Reproduce each line that includes the word "адвокаты".

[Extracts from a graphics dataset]

○ ○ ○ ○

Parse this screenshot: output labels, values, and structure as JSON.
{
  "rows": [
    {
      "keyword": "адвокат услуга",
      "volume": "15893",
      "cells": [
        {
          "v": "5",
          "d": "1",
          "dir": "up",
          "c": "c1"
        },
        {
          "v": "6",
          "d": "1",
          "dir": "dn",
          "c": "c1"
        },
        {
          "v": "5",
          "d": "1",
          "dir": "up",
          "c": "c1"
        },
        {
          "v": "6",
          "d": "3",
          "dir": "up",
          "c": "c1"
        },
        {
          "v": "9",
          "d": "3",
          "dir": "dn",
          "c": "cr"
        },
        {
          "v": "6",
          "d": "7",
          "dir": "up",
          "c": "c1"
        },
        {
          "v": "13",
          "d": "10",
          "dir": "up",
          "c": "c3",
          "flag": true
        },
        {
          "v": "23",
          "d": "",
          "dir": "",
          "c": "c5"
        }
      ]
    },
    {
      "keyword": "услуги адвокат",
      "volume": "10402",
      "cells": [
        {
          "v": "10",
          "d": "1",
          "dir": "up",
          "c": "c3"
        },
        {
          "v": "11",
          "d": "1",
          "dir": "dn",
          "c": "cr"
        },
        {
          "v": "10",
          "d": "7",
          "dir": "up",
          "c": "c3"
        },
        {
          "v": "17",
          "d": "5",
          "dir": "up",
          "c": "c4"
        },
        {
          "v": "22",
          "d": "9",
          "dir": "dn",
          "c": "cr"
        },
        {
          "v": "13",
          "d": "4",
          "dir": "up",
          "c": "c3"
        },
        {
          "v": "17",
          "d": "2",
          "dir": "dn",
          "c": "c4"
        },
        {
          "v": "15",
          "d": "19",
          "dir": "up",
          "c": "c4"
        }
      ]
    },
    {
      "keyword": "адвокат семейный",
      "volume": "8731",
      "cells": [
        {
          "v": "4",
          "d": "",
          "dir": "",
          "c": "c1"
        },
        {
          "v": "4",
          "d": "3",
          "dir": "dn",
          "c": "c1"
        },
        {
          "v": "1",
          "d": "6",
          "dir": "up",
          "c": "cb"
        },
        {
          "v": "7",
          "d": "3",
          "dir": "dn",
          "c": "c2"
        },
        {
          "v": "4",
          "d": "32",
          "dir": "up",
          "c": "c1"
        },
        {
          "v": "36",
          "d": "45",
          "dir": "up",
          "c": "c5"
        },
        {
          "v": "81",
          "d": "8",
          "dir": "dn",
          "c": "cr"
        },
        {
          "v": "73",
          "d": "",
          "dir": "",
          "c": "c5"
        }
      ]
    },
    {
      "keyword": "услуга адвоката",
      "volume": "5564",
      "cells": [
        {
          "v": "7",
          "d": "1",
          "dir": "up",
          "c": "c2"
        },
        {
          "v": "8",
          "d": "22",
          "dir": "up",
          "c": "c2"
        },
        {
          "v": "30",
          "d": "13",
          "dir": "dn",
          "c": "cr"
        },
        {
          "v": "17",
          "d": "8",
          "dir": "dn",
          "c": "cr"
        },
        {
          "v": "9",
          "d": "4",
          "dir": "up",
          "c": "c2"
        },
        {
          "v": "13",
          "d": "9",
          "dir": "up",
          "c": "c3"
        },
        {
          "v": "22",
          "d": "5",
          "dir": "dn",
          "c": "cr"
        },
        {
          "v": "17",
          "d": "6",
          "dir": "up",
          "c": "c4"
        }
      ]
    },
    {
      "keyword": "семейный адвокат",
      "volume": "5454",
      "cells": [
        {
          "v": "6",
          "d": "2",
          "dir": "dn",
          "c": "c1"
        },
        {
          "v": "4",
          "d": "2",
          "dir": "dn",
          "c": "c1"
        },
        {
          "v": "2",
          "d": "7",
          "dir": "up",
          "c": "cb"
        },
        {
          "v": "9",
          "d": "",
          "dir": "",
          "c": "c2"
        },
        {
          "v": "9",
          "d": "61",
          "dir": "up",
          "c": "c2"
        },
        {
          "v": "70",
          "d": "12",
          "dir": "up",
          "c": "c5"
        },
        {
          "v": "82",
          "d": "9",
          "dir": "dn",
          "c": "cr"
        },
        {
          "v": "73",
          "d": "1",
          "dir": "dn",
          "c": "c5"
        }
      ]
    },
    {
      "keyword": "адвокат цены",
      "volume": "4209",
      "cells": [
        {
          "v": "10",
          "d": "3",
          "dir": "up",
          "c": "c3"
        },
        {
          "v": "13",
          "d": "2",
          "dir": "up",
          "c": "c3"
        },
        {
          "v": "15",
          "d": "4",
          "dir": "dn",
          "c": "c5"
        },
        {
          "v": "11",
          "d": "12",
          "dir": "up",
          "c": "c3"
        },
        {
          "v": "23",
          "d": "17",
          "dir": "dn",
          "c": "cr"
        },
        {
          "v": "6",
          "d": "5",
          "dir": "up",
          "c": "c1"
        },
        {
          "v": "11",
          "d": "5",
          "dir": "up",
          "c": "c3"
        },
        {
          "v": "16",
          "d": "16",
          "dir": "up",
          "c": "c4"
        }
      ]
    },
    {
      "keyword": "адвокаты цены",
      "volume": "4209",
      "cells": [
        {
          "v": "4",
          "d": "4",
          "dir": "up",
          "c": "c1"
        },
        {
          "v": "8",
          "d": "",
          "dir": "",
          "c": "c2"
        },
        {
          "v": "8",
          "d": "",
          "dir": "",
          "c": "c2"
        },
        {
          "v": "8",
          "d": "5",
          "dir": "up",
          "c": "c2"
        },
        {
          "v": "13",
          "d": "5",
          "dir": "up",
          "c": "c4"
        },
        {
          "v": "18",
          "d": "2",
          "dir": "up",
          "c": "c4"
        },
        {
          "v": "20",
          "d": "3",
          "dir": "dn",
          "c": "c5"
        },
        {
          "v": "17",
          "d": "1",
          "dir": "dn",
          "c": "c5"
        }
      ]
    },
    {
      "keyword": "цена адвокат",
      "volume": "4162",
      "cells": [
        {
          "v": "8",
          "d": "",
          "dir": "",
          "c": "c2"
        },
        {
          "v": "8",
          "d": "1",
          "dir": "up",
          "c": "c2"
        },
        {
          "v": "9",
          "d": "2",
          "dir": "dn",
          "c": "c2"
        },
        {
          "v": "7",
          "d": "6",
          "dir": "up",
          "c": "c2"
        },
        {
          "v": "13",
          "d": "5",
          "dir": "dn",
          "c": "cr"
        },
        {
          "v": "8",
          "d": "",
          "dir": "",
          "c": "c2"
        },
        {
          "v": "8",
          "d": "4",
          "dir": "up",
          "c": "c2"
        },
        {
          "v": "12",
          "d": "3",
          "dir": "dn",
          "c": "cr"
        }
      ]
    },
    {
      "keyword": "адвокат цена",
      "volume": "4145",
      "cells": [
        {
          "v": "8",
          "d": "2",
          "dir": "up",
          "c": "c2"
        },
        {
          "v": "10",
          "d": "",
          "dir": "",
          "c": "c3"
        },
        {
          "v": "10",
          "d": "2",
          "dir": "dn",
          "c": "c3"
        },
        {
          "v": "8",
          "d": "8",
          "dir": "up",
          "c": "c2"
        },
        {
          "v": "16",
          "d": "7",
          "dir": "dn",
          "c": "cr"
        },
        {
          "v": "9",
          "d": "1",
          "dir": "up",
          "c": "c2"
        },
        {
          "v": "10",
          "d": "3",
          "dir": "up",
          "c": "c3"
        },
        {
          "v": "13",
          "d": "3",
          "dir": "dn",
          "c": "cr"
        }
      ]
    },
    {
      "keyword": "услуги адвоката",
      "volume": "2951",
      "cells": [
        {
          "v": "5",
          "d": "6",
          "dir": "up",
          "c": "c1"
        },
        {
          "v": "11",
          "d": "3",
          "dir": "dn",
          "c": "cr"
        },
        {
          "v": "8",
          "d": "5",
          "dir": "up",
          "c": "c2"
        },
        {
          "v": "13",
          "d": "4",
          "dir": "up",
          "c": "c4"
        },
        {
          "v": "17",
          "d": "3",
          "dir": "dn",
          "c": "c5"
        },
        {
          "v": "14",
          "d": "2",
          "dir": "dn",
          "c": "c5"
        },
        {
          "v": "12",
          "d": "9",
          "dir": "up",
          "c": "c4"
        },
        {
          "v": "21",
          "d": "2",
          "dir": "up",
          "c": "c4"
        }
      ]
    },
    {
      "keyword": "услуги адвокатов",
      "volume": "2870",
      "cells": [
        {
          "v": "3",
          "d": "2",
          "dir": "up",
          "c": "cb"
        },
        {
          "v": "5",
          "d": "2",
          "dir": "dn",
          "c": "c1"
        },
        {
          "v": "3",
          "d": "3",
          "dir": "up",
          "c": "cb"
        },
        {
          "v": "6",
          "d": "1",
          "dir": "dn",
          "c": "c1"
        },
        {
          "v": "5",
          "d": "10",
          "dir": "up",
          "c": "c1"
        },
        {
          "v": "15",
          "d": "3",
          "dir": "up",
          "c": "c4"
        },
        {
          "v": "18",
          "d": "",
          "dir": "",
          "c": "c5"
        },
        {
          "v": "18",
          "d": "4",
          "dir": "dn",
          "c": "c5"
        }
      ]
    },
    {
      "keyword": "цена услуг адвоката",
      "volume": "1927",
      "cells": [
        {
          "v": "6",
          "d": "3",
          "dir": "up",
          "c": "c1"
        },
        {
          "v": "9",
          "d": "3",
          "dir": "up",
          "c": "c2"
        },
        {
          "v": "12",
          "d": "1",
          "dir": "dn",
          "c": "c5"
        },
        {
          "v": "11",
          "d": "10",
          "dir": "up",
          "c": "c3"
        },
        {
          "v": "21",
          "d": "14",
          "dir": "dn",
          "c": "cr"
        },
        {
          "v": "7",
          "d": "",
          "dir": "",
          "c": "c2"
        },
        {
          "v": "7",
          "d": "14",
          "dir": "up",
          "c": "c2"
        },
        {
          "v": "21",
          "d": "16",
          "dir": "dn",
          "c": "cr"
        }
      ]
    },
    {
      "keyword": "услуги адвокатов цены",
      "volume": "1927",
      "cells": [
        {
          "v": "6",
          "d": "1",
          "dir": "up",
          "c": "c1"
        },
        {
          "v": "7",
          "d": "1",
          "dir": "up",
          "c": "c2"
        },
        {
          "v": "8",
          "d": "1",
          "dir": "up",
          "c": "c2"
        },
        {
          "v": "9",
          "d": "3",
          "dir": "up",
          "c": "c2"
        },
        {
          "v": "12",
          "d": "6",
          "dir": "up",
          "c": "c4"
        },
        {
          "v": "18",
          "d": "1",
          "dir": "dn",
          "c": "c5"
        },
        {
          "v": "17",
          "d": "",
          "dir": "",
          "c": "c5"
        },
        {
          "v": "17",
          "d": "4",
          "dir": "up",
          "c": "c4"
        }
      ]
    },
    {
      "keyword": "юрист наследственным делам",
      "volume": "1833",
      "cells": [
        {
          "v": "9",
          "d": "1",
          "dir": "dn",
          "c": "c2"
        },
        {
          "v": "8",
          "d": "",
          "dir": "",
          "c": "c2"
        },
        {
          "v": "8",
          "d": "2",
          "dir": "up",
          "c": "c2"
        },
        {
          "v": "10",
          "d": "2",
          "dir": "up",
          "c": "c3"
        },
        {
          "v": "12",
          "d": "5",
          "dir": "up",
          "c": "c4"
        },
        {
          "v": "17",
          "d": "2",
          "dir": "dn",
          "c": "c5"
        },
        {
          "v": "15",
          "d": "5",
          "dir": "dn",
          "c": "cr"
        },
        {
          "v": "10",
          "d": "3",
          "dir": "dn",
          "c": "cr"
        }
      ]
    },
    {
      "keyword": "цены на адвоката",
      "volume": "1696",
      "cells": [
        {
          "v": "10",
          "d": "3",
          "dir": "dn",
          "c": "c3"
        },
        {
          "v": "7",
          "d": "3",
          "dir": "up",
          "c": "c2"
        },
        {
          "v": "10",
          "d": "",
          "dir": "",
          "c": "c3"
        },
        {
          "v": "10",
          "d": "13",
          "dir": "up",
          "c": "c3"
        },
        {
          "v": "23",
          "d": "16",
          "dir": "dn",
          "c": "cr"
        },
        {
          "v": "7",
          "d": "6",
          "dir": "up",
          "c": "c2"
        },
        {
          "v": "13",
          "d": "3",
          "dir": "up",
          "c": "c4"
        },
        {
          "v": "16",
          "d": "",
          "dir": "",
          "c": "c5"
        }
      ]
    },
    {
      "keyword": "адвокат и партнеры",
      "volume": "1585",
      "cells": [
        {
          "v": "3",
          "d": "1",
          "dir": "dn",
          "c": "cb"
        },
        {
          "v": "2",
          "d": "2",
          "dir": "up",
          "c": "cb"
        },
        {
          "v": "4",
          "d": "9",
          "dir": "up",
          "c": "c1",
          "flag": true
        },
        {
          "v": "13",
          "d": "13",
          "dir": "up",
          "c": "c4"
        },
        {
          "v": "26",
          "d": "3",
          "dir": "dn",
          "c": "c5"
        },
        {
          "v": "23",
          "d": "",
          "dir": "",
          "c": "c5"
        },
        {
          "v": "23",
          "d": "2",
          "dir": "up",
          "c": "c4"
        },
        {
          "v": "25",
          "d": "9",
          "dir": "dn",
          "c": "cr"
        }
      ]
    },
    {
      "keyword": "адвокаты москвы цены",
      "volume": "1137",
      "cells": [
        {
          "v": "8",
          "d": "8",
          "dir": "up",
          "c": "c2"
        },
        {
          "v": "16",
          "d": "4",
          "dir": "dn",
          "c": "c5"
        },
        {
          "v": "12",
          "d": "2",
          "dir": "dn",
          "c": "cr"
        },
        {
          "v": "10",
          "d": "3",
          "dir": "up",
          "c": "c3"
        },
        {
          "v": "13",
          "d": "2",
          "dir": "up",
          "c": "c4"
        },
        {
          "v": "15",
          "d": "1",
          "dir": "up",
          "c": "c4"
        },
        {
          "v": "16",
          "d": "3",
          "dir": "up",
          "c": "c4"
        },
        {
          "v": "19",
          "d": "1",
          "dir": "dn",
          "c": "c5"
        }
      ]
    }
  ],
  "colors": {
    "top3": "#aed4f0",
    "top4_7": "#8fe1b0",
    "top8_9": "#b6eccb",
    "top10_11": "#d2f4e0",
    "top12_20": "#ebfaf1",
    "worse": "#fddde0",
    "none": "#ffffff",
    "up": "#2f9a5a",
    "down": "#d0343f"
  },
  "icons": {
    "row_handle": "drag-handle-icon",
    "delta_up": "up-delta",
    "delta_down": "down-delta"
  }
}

○ ○ ○ ○

▶ _Task response_:
      "keyword": "адвокаты цены",
      "keyword": "адвокаты москвы цены",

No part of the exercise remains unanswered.